--- Exercise directions ---
Hunt for the word "dhdv" across the entries below, copying each line that holds it.

--- Records shown ---
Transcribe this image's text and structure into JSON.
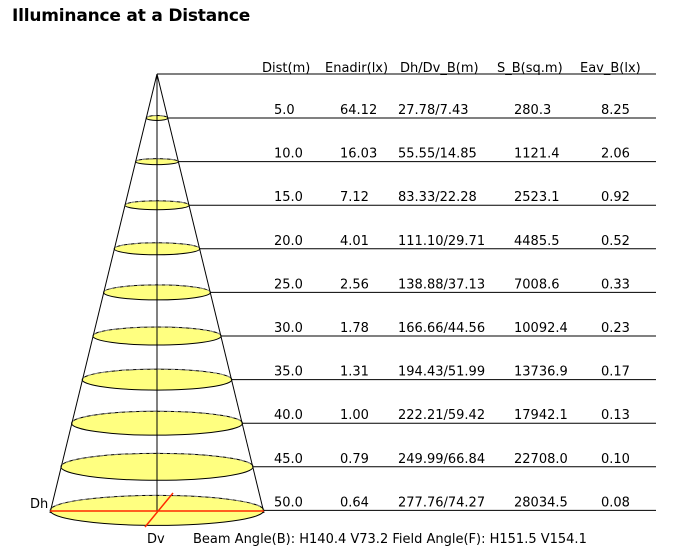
{
  "title": "Illuminance at a Distance",
  "columns": [
    "Dist(m)",
    "Enadir(lx)",
    "Dh/Dv_B(m)",
    "S_B(sq.m)",
    "Eav_B(lx)"
  ],
  "rows": [
    {
      "dist": "5.0",
      "enadir": "64.12",
      "dhdv": "27.78/7.43",
      "sb": "280.3",
      "eav": "8.25"
    },
    {
      "dist": "10.0",
      "enadir": "16.03",
      "dhdv": "55.55/14.85",
      "sb": "1121.4",
      "eav": "2.06"
    },
    {
      "dist": "15.0",
      "enadir": "7.12",
      "dhdv": "83.33/22.28",
      "sb": "2523.1",
      "eav": "0.92"
    },
    {
      "dist": "20.0",
      "enadir": "4.01",
      "dhdv": "111.10/29.71",
      "sb": "4485.5",
      "eav": "0.52"
    },
    {
      "dist": "25.0",
      "enadir": "2.56",
      "dhdv": "138.88/37.13",
      "sb": "7008.6",
      "eav": "0.33"
    },
    {
      "dist": "30.0",
      "enadir": "1.78",
      "dhdv": "166.66/44.56",
      "sb": "10092.4",
      "eav": "0.23"
    },
    {
      "dist": "35.0",
      "enadir": "1.31",
      "dhdv": "194.43/51.99",
      "sb": "13736.9",
      "eav": "0.17"
    },
    {
      "dist": "40.0",
      "enadir": "1.00",
      "dhdv": "222.21/59.42",
      "sb": "17942.1",
      "eav": "0.13"
    },
    {
      "dist": "45.0",
      "enadir": "0.79",
      "dhdv": "249.99/66.84",
      "sb": "22708.0",
      "eav": "0.10"
    },
    {
      "dist": "50.0",
      "enadir": "0.64",
      "dhdv": "277.76/74.27",
      "sb": "28034.5",
      "eav": "0.08"
    }
  ],
  "labels": {
    "dh": "Dh",
    "dv": "Dv"
  },
  "footer": "Beam Angle(B): H140.4 V73.2  Field Angle(F): H151.5 V154.1",
  "colors": {
    "beam_fill": "#ffff80",
    "beam_line": "#000000",
    "dh_dv_marker": "#ff2a00"
  }
}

--- Answer below ---
      "dhdv": "27.78/7.43",
      "dhdv": "55.55/14.85",
      "dhdv": "83.33/22.28",
      "dhdv": "111.10/29.71",
      "dhdv": "138.88/37.13",
      "dhdv": "166.66/44.56",
      "dhdv": "194.43/51.99",
      "dhdv": "222.21/59.42",
      "dhdv": "249.99/66.84",
      "dhdv": "277.76/74.27",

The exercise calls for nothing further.